(Listings of boxed layout items)
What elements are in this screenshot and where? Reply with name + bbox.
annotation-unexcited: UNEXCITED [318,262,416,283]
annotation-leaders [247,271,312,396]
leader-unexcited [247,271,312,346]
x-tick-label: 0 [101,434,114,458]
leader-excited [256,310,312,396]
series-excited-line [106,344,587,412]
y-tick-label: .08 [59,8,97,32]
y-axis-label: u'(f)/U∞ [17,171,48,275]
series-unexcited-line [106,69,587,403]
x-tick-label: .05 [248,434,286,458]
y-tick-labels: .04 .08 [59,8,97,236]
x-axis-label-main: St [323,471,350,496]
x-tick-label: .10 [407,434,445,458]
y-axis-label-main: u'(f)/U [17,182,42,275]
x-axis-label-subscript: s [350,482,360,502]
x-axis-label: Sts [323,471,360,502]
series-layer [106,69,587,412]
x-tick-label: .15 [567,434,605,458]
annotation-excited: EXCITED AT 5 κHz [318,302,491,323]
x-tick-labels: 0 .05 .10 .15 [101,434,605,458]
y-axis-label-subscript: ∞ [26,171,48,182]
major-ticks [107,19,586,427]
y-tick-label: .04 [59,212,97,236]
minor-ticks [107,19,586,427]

▶ **WHAT IS REQUIRED**: Reproduce every line of the data above without changing a single character.

▶ **OUTPUT FOR THIS TASK**:
What elements are in this screenshot and where? Reply with name + bbox.
annotation-unexcited: UNEXCITED [318,262,416,283]
annotation-leaders [247,271,312,396]
leader-unexcited [247,271,312,346]
x-tick-label: 0 [101,434,114,458]
leader-excited [256,310,312,396]
series-excited-line [106,344,587,412]
y-tick-label: .08 [59,8,97,32]
y-axis-label: u'(f)/U∞ [17,171,48,275]
series-unexcited-line [106,69,587,403]
x-tick-label: .05 [248,434,286,458]
y-tick-labels: .04 .08 [59,8,97,236]
x-axis-label-main: St [323,471,350,496]
x-tick-label: .10 [407,434,445,458]
y-axis-label-main: u'(f)/U [17,182,42,275]
x-axis-label-subscript: s [350,482,360,502]
x-axis-label: Sts [323,471,360,502]
series-layer [106,69,587,412]
x-tick-label: .15 [567,434,605,458]
annotation-excited: EXCITED AT 5 κHz [318,302,491,323]
x-tick-labels: 0 .05 .10 .15 [101,434,605,458]
y-axis-label-subscript: ∞ [26,171,48,182]
major-ticks [107,19,586,427]
y-tick-label: .04 [59,212,97,236]
minor-ticks [107,19,586,427]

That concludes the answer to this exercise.